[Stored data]
=-=-=-=-=

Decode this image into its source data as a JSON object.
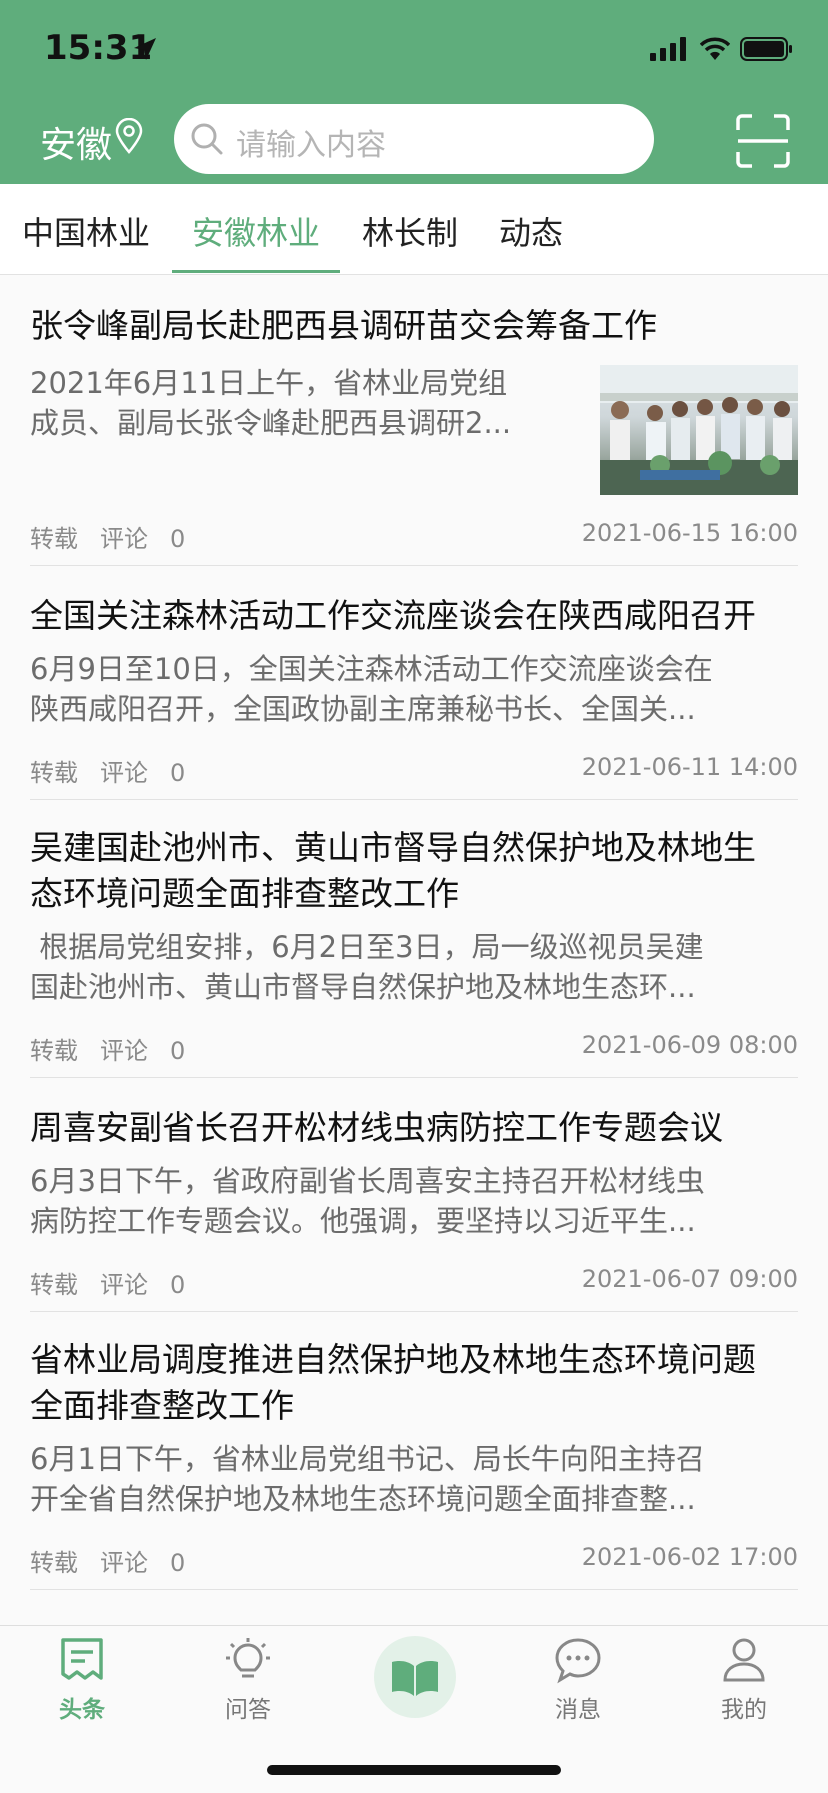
{
  "status_bar": {
    "time": "15:31"
  },
  "header": {
    "city": "安徽",
    "search_placeholder": "请输入内容"
  },
  "tabs": [
    {
      "label": "中国林业",
      "active": false
    },
    {
      "label": "安徽林业",
      "active": true
    },
    {
      "label": "林长制",
      "active": false
    },
    {
      "label": "动态",
      "active": false
    }
  ],
  "articles": [
    {
      "title": "张令峰副局长赴肥西县调研苗交会筹备工作",
      "summary_lines": [
        "2021年6月11日上午，省林业局党组",
        "成员、副局长张令峰赴肥西县调研2..."
      ],
      "repost": "转载",
      "comment_label": "评论",
      "comment_count": "0",
      "date": "2021-06-15 16:00",
      "has_image": true
    },
    {
      "title": "全国关注森林活动工作交流座谈会在陕西咸阳召开",
      "summary_lines": [
        "6月9日至10日，全国关注森林活动工作交流座谈会在",
        "陕西咸阳召开，全国政协副主席兼秘书长、全国关..."
      ],
      "repost": "转载",
      "comment_label": "评论",
      "comment_count": "0",
      "date": "2021-06-11 14:00"
    },
    {
      "title_lines": [
        "吴建国赴池州市、黄山市督导自然保护地及林地生",
        "态环境问题全面排查整改工作"
      ],
      "summary_lines": [
        " 根据局党组安排，6月2日至3日，局一级巡视员吴建",
        "国赴池州市、黄山市督导自然保护地及林地生态环..."
      ],
      "repost": "转载",
      "comment_label": "评论",
      "comment_count": "0",
      "date": "2021-06-09 08:00"
    },
    {
      "title": "周喜安副省长召开松材线虫病防控工作专题会议",
      "summary_lines": [
        "6月3日下午，省政府副省长周喜安主持召开松材线虫",
        "病防控工作专题会议。他强调，要坚持以习近平生..."
      ],
      "repost": "转载",
      "comment_label": "评论",
      "comment_count": "0",
      "date": "2021-06-07 09:00"
    },
    {
      "title_lines": [
        "省林业局调度推进自然保护地及林地生态环境问题",
        "全面排查整改工作"
      ],
      "summary_lines": [
        "6月1日下午，省林业局党组书记、局长牛向阳主持召",
        "开全省自然保护地及林地生态环境问题全面排查整..."
      ],
      "repost": "转载",
      "comment_label": "评论",
      "comment_count": "0",
      "date": "2021-06-02 17:00"
    }
  ],
  "bottom_nav": [
    {
      "label": "头条",
      "icon": "headlines-icon",
      "active": true
    },
    {
      "label": "问答",
      "icon": "lightbulb-icon",
      "active": false
    },
    {
      "label": "",
      "icon": "book-icon",
      "active": false
    },
    {
      "label": "消息",
      "icon": "chat-icon",
      "active": false
    },
    {
      "label": "我的",
      "icon": "user-icon",
      "active": false
    }
  ],
  "colors": {
    "brand_green": "#5fad7c",
    "header_bg": "#5fad7c"
  }
}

=-=-=-=-=

Task objective: Return the listing above in full and without alteration, excluding its pictures.

Correct answer:
Decode this image into its source data as a JSON object.
{
  "status_bar": {
    "time": "15:31"
  },
  "header": {
    "city": "安徽",
    "search_placeholder": "请输入内容"
  },
  "tabs": [
    {
      "label": "中国林业",
      "active": false
    },
    {
      "label": "安徽林业",
      "active": true
    },
    {
      "label": "林长制",
      "active": false
    },
    {
      "label": "动态",
      "active": false
    }
  ],
  "articles": [
    {
      "title": "张令峰副局长赴肥西县调研苗交会筹备工作",
      "summary_lines": [
        "2021年6月11日上午，省林业局党组",
        "成员、副局长张令峰赴肥西县调研2..."
      ],
      "repost": "转载",
      "comment_label": "评论",
      "comment_count": "0",
      "date": "2021-06-15 16:00",
      "has_image": true
    },
    {
      "title": "全国关注森林活动工作交流座谈会在陕西咸阳召开",
      "summary_lines": [
        "6月9日至10日，全国关注森林活动工作交流座谈会在",
        "陕西咸阳召开，全国政协副主席兼秘书长、全国关..."
      ],
      "repost": "转载",
      "comment_label": "评论",
      "comment_count": "0",
      "date": "2021-06-11 14:00"
    },
    {
      "title_lines": [
        "吴建国赴池州市、黄山市督导自然保护地及林地生",
        "态环境问题全面排查整改工作"
      ],
      "summary_lines": [
        " 根据局党组安排，6月2日至3日，局一级巡视员吴建",
        "国赴池州市、黄山市督导自然保护地及林地生态环..."
      ],
      "repost": "转载",
      "comment_label": "评论",
      "comment_count": "0",
      "date": "2021-06-09 08:00"
    },
    {
      "title": "周喜安副省长召开松材线虫病防控工作专题会议",
      "summary_lines": [
        "6月3日下午，省政府副省长周喜安主持召开松材线虫",
        "病防控工作专题会议。他强调，要坚持以习近平生..."
      ],
      "repost": "转载",
      "comment_label": "评论",
      "comment_count": "0",
      "date": "2021-06-07 09:00"
    },
    {
      "title_lines": [
        "省林业局调度推进自然保护地及林地生态环境问题",
        "全面排查整改工作"
      ],
      "summary_lines": [
        "6月1日下午，省林业局党组书记、局长牛向阳主持召",
        "开全省自然保护地及林地生态环境问题全面排查整..."
      ],
      "repost": "转载",
      "comment_label": "评论",
      "comment_count": "0",
      "date": "2021-06-02 17:00"
    }
  ],
  "bottom_nav": [
    {
      "label": "头条",
      "icon": "headlines-icon",
      "active": true
    },
    {
      "label": "问答",
      "icon": "lightbulb-icon",
      "active": false
    },
    {
      "label": "",
      "icon": "book-icon",
      "active": false
    },
    {
      "label": "消息",
      "icon": "chat-icon",
      "active": false
    },
    {
      "label": "我的",
      "icon": "user-icon",
      "active": false
    }
  ],
  "colors": {
    "brand_green": "#5fad7c",
    "header_bg": "#5fad7c"
  }
}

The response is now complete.